§ **Brief**: Scan the entries for the string "producción" and give the number of lines that have it, nothing further.

Dataset items:
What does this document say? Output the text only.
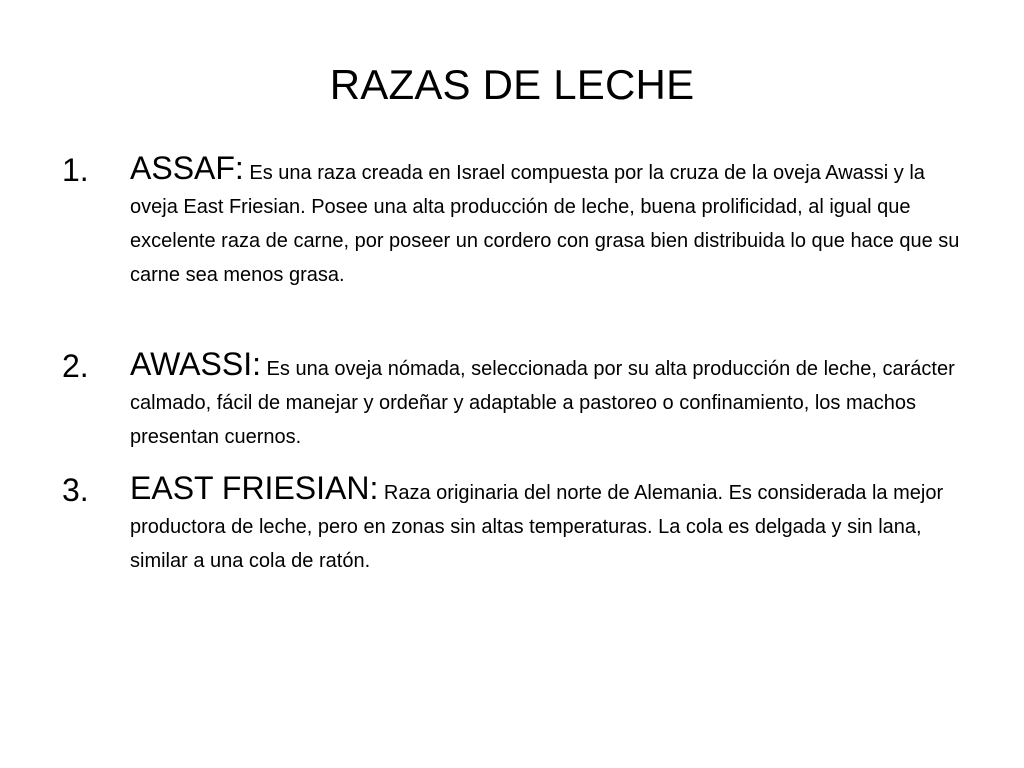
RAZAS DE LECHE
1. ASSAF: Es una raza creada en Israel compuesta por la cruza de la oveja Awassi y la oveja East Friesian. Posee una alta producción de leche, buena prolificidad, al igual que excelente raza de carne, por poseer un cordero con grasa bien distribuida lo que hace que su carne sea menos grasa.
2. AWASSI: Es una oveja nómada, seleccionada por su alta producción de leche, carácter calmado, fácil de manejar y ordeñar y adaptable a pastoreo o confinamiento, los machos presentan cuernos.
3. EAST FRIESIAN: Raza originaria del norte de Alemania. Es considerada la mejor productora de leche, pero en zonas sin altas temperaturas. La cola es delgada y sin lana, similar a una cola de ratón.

* * *

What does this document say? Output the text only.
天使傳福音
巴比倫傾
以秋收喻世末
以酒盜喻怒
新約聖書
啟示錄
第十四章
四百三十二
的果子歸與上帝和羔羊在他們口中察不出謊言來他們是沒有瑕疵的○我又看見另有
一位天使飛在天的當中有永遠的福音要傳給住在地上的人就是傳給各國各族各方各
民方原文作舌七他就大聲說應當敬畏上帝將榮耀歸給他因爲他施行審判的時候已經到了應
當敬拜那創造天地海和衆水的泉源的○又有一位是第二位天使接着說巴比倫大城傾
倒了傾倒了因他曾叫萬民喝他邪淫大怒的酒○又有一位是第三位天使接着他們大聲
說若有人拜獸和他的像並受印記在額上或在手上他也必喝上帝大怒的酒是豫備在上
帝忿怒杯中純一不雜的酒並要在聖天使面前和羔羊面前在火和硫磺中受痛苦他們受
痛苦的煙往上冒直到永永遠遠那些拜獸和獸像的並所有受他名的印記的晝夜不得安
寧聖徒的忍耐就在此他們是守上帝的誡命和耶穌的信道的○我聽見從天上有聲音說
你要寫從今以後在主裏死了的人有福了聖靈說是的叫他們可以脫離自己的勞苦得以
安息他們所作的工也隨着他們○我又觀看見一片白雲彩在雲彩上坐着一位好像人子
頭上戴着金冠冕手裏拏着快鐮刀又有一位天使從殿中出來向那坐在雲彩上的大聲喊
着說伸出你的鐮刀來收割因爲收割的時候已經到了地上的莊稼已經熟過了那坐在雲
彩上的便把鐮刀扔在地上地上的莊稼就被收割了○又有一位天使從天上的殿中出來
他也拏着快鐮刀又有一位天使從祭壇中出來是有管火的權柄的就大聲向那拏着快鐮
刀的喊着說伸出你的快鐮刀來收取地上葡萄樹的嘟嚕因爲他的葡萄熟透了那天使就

§ **The completed task**: 2